# start of Provided passage

2011-08-03 07:24 ET - News Release

Mr. Richard Moritz reports

YUKON-NEVADA GOLD CORP. PLANS TO ENTER INTO A PREPAID FORWARD GOLD PURCHASE AGREEMENT

Yukon-Nevada Gold Corp. is currently negotiating a forward gold purchase agreement with Deutsche Bank AG, London branch, a leading global provider of financial solutions. Subject to satisfaction of all closing conditions and internal approval requirements (including Deutsche Bank's credit committee), Deutsche Bank will finance a $120-million (U.S.) prepaid gold forward facility to Queenstake Resources USA Inc., a subsidiary of the company.

The facility is a forward contract currently structured to deliver 173,880 ounces of gold over a 48-month term. The schedule of gold payments is set forth as follows: during the first six months of the term, 1,000 ounces per month; for the next six months of the term, 2,000 ounces per month; and for the final 36 months of the term, 4,330 ounces per month. The 173,880 ounces of gold that have been committed under this gold facility represent approximately 5.1 per cent of the total gold resources at Queenstake's wholly owned Jerritt Canyon property in Nevada, United States. Subsequent to the receipt of the $120-million (U.S.) prepayment, the remainder of the purchase price for the gold will be paid to Queenstake upon completion of the monthly gold deliveries to Deutsche Bank and will be equal to the amount that the gold price exceeds $850 (U.S.) and up to a maximum gold price of $1,700 (U.S.).

# end of Provided passage

• Written tasks
(1) Answer these from the gold purchase release:
(a) Which branch of Deutsche Bank AG is negotiating the agreement?
(b) How many ounces of gold per month are due during the final 36 months of the term?
(c) Where is the Jerritt Canyon property located?
(2) Write out the gold purchase release again starting at "Yukon-Nevada Gold Corp. is" and ending at "of the company.", swapping "credit committee" for "risk committee".
(3) Carry on the news release about the prepaid gold forward agreement from where it stops.

# start of Records

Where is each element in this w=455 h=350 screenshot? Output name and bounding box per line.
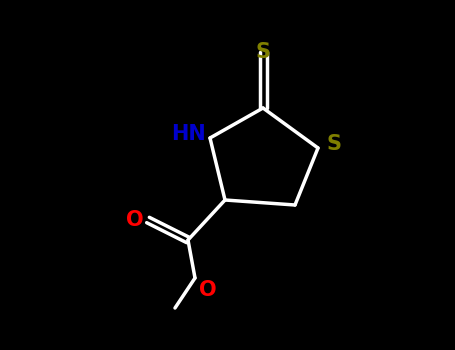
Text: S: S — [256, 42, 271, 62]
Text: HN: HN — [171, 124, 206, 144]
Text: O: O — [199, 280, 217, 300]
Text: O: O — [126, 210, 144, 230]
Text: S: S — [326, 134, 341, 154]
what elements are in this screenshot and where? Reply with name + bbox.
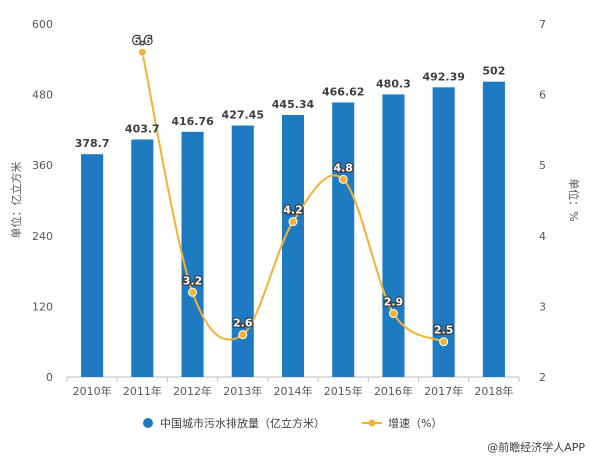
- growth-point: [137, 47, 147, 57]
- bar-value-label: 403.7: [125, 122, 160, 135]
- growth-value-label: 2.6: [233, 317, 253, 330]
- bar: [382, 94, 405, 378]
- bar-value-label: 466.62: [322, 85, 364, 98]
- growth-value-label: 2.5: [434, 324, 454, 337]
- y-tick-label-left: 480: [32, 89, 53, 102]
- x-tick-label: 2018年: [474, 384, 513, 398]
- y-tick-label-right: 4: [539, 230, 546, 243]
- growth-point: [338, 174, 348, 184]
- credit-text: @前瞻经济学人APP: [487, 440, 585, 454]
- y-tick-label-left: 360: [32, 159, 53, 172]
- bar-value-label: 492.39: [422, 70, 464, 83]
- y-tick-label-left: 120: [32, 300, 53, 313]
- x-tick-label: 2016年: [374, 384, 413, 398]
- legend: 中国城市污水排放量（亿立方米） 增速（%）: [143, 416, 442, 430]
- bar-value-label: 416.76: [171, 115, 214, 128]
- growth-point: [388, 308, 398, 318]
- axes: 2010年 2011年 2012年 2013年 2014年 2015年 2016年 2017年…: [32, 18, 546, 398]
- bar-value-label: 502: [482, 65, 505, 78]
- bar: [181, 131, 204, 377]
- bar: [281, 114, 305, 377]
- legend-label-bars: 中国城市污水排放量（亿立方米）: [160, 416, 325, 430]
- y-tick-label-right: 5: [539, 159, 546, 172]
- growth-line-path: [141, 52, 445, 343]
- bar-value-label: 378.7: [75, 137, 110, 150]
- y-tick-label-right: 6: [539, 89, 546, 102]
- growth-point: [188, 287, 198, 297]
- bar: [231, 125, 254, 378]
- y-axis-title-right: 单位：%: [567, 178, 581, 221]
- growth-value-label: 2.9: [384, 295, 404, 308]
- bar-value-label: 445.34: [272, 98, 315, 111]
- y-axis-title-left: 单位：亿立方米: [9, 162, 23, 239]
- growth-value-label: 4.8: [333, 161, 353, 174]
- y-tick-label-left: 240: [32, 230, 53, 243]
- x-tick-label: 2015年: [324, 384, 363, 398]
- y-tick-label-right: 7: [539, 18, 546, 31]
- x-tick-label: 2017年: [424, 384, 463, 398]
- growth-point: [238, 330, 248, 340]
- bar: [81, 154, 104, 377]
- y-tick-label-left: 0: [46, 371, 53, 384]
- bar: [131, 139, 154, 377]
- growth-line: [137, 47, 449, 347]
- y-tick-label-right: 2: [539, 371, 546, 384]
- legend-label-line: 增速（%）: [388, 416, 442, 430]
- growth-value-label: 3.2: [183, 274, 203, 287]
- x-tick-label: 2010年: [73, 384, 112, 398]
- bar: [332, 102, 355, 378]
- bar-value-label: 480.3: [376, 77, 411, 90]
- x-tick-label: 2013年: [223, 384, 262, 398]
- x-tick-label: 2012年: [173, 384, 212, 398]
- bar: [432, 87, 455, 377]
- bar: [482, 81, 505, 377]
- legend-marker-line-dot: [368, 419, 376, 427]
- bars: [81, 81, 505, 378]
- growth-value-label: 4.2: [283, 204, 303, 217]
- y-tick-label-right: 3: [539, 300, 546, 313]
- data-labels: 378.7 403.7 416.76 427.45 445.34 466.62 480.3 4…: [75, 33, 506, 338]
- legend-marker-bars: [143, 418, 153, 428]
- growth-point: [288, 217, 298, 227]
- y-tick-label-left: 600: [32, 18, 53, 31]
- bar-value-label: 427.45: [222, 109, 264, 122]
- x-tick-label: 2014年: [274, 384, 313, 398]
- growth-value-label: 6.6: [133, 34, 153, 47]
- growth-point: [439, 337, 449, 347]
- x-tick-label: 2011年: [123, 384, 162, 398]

# end of Records

• Answers for this exercise
(1)
(a) The London branch.
(b) 4,330 ounces per month.
(c) In Nevada, United States.

(2)
Yukon-Nevada Gold Corp. is currently negotiating a forward gold purchase agreement with Deutsche Bank AG, London branch, a leading global provider of financial solutions. Subject to satisfaction of all closing conditions and internal approval requirements (including Deutsche Bank's risk committee), Deutsche Bank will finance a $120-million (U.S.) prepaid gold forward facility to Queenstake Resources USA Inc., a subsidiary of the company.

(3)
Certain components within the agreement, such as gold pricing valuations, will be finalized at the time of prepayment, which is anticipated to occur around Aug. 12, 2011. As such, a subsequent news release regarding the agreement will be issued upon the date of prepayment with the minimum and maximum gold prices per ounce expressed. There is no interest payable to the Deutsche Bank during the term of the facility.

Robert Baldock, president and chief executive officer, states: "We are very pleased to be entering into this gold forward facility with Deutsche Bank, one of the world's most reputable leaders in the global commodities market. This gold loan facility will address all of our capital needs for the Jerritt Canyon winterization and other announced cap-ex programs which will enable us to achieve our production targets, increase profitability and create lasting value for our shareholders."

The repayment of the gold facility will be guaranteed by the company and various subsidiaries and will involve the registration of various charges against the company's assets in favour of Deutsche Bank. To enable the grant of the requisite security, approximately $26-million of the proceeds of the loan will be used to repay the senior secured notes issued to noteholders led by Sprott Asset Management LP in August, 2010. The remainder of the proceeds is to be used for the capital expenditures at the Jerritt Canyon property, including the winterization of the processing facility, construction of the tailings storage facility and development of the existing underground and open-pit mines in addition to further improvements to the gold production processes to enhance throughput at the mill.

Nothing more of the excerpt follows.